Entries from a visual dataset:
[start]

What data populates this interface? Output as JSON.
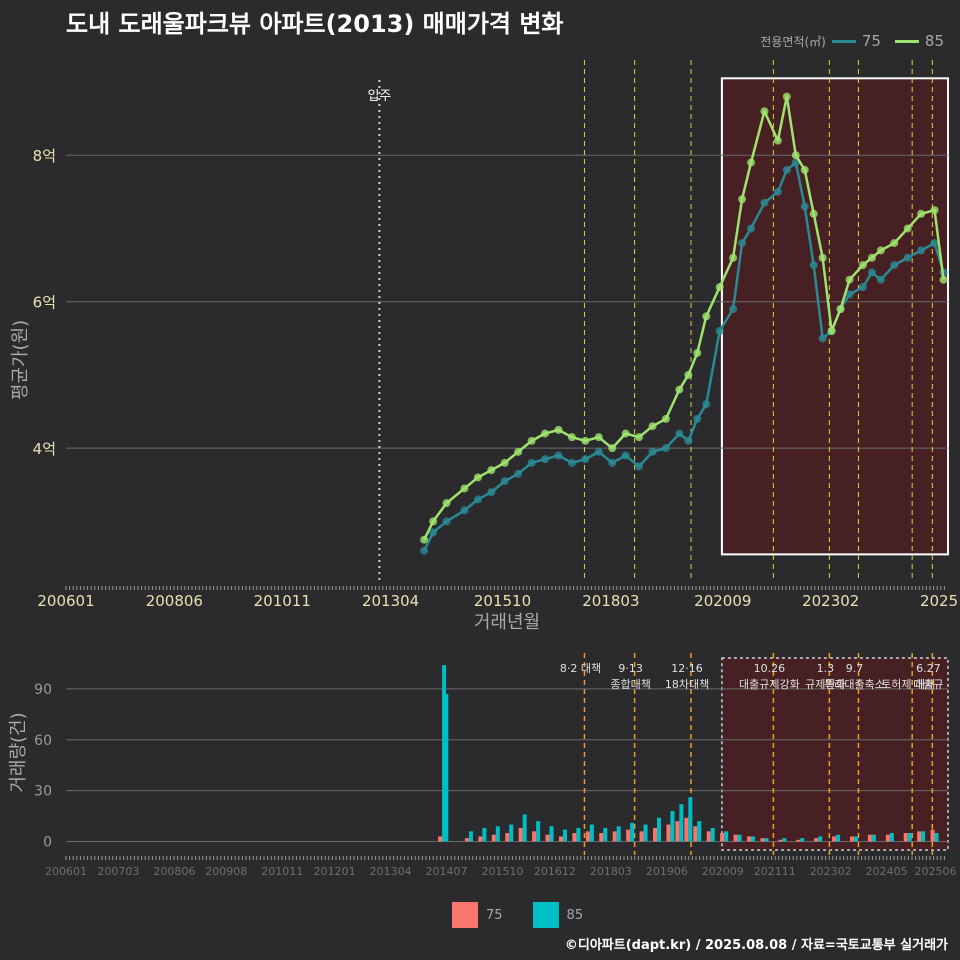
{
  "title": "도내 도래울파크뷰 아파트(2013) 매매가격 변화",
  "credit": "©디아파트(dapt.kr) / 2025.08.08 / 자료=국토교통부 실거래가",
  "legend_top": {
    "title": "전용면적(㎡)",
    "items": [
      {
        "label": "75",
        "color": "#2a8a94"
      },
      {
        "label": "85",
        "color": "#9ee36e"
      }
    ]
  },
  "legend_bottom": {
    "items": [
      {
        "label": "75",
        "color": "#f8766d"
      },
      {
        "label": "85",
        "color": "#00bfc4"
      }
    ]
  },
  "chart_data": [
    {
      "type": "line",
      "title": "도내 도래울파크뷰 아파트(2013) 매매가격 변화",
      "xlabel": "거래년월",
      "ylabel": "평균가(원)",
      "xlim": [
        2006.0,
        2025.7
      ],
      "ylim": [
        2.2,
        9.3
      ],
      "x_tick_labels": [
        "200601",
        "200806",
        "201011",
        "201304",
        "201510",
        "201803",
        "202009",
        "202302",
        "2025"
      ],
      "x_tick_values": [
        2006.0,
        2008.42,
        2010.83,
        2013.25,
        2015.75,
        2018.17,
        2020.67,
        2023.08,
        2025.5
      ],
      "y_tick_labels": [
        "4억",
        "6억",
        "8억"
      ],
      "y_tick_values": [
        4,
        6,
        8
      ],
      "annotation": {
        "label": "입주",
        "x": 2013.0
      },
      "policy_lines": [
        2017.58,
        2018.7,
        2019.96,
        2021.8,
        2023.05,
        2023.7,
        2024.9,
        2025.35
      ],
      "highlight": {
        "x_start": 2020.65,
        "x_end": 2025.7,
        "y_start": 2.55,
        "y_end": 9.05
      },
      "series": [
        {
          "name": "75",
          "x": [
            2014.0,
            2014.2,
            2014.5,
            2014.9,
            2015.2,
            2015.5,
            2015.8,
            2016.1,
            2016.4,
            2016.7,
            2017.0,
            2017.3,
            2017.6,
            2017.9,
            2018.2,
            2018.5,
            2018.8,
            2019.1,
            2019.4,
            2019.7,
            2019.9,
            2020.1,
            2020.3,
            2020.6,
            2020.9,
            2021.1,
            2021.3,
            2021.6,
            2021.9,
            2022.1,
            2022.3,
            2022.5,
            2022.7,
            2022.9,
            2023.1,
            2023.3,
            2023.5,
            2023.8,
            2024.0,
            2024.2,
            2024.5,
            2024.8,
            2025.1,
            2025.4,
            2025.6
          ],
          "y": [
            2.6,
            2.85,
            3.0,
            3.15,
            3.3,
            3.4,
            3.55,
            3.65,
            3.8,
            3.85,
            3.9,
            3.8,
            3.85,
            3.95,
            3.8,
            3.9,
            3.75,
            3.95,
            4.0,
            4.2,
            4.1,
            4.4,
            4.6,
            5.6,
            5.9,
            6.8,
            7.0,
            7.35,
            7.5,
            7.8,
            7.9,
            7.3,
            6.5,
            5.5,
            5.6,
            5.9,
            6.1,
            6.2,
            6.4,
            6.3,
            6.5,
            6.6,
            6.7,
            6.8,
            6.4
          ]
        },
        {
          "name": "85",
          "x": [
            2014.0,
            2014.2,
            2014.5,
            2014.9,
            2015.2,
            2015.5,
            2015.8,
            2016.1,
            2016.4,
            2016.7,
            2017.0,
            2017.3,
            2017.6,
            2017.9,
            2018.2,
            2018.5,
            2018.8,
            2019.1,
            2019.4,
            2019.7,
            2019.9,
            2020.1,
            2020.3,
            2020.6,
            2020.9,
            2021.1,
            2021.3,
            2021.6,
            2021.9,
            2022.1,
            2022.3,
            2022.5,
            2022.7,
            2022.9,
            2023.1,
            2023.3,
            2023.5,
            2023.8,
            2024.0,
            2024.2,
            2024.5,
            2024.8,
            2025.1,
            2025.4,
            2025.6
          ],
          "y": [
            2.75,
            3.0,
            3.25,
            3.45,
            3.6,
            3.7,
            3.8,
            3.95,
            4.1,
            4.2,
            4.25,
            4.15,
            4.1,
            4.15,
            4.0,
            4.2,
            4.15,
            4.3,
            4.4,
            4.8,
            5.0,
            5.3,
            5.8,
            6.2,
            6.6,
            7.4,
            7.9,
            8.6,
            8.2,
            8.8,
            8.0,
            7.8,
            7.2,
            6.6,
            5.6,
            5.9,
            6.3,
            6.5,
            6.6,
            6.7,
            6.8,
            7.0,
            7.2,
            7.25,
            6.3
          ]
        }
      ]
    },
    {
      "type": "bar",
      "ylabel": "거래량(건)",
      "ylim": [
        -5,
        110
      ],
      "y_tick_values": [
        0,
        30,
        60,
        90
      ],
      "x_tick_labels": [
        "200601",
        "200703",
        "200806",
        "200908",
        "201011",
        "201201",
        "201304",
        "201407",
        "201510",
        "201612",
        "201803",
        "201906",
        "202009",
        "202111",
        "202302",
        "202405",
        "202506"
      ],
      "x_tick_values": [
        2006.0,
        2007.17,
        2008.42,
        2009.58,
        2010.83,
        2012.0,
        2013.25,
        2014.5,
        2015.75,
        2016.92,
        2018.17,
        2019.42,
        2020.67,
        2021.83,
        2023.08,
        2024.33,
        2025.42
      ],
      "policies": [
        {
          "x": 2017.58,
          "lines": [
            "8·2 대책"
          ]
        },
        {
          "x": 2018.7,
          "lines": [
            "9·13",
            "종합대책"
          ]
        },
        {
          "x": 2019.96,
          "lines": [
            "12·16",
            "18차대책"
          ]
        },
        {
          "x": 2021.8,
          "lines": [
            "10.26",
            "대출규제강화"
          ]
        },
        {
          "x": 2023.05,
          "lines": [
            "1.3",
            "규제완화"
          ]
        },
        {
          "x": 2023.7,
          "lines": [
            "9.7",
            "특례대출축소"
          ]
        },
        {
          "x": 2024.9,
          "lines": [
            "",
            "토허제 해제"
          ]
        },
        {
          "x": 2025.35,
          "lines": [
            "6.27",
            "대출규"
          ]
        }
      ],
      "highlight": {
        "x_start": 2020.65,
        "x_end": 2025.7
      },
      "series": [
        {
          "name": "75",
          "x": [
            2014.4,
            2014.45,
            2015.0,
            2015.3,
            2015.6,
            2015.9,
            2016.2,
            2016.5,
            2016.8,
            2017.1,
            2017.4,
            2017.7,
            2018.0,
            2018.3,
            2018.6,
            2018.9,
            2019.2,
            2019.5,
            2019.7,
            2019.9,
            2020.1,
            2020.4,
            2020.7,
            2021.0,
            2021.3,
            2021.6,
            2022.0,
            2022.4,
            2022.8,
            2023.2,
            2023.6,
            2024.0,
            2024.4,
            2024.8,
            2025.1,
            2025.4
          ],
          "y": [
            3,
            2,
            2,
            3,
            4,
            5,
            8,
            6,
            4,
            3,
            5,
            6,
            5,
            6,
            7,
            6,
            8,
            10,
            12,
            14,
            9,
            6,
            5,
            4,
            3,
            2,
            1,
            1,
            2,
            3,
            3,
            4,
            4,
            5,
            6,
            7
          ]
        },
        {
          "name": "85",
          "x": [
            2014.4,
            2014.45,
            2015.0,
            2015.3,
            2015.6,
            2015.9,
            2016.2,
            2016.5,
            2016.8,
            2017.1,
            2017.4,
            2017.7,
            2018.0,
            2018.3,
            2018.6,
            2018.9,
            2019.2,
            2019.5,
            2019.7,
            2019.9,
            2020.1,
            2020.4,
            2020.7,
            2021.0,
            2021.3,
            2021.6,
            2022.0,
            2022.4,
            2022.8,
            2023.2,
            2023.6,
            2024.0,
            2024.4,
            2024.8,
            2025.1,
            2025.4
          ],
          "y": [
            104,
            87,
            6,
            8,
            9,
            10,
            16,
            12,
            9,
            7,
            8,
            10,
            8,
            9,
            11,
            10,
            14,
            18,
            22,
            26,
            12,
            8,
            6,
            4,
            3,
            2,
            2,
            2,
            3,
            4,
            3,
            4,
            5,
            5,
            6,
            5
          ]
        }
      ]
    }
  ]
}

[end]

The exercise: Scan the material above for the word "color". Copy each line where it occurs.

Solved exercise:
        "color": "#2a8a94"
        "color": "#9ee36e"
        "color": "#f8766d"
        "color": "#00bfc4"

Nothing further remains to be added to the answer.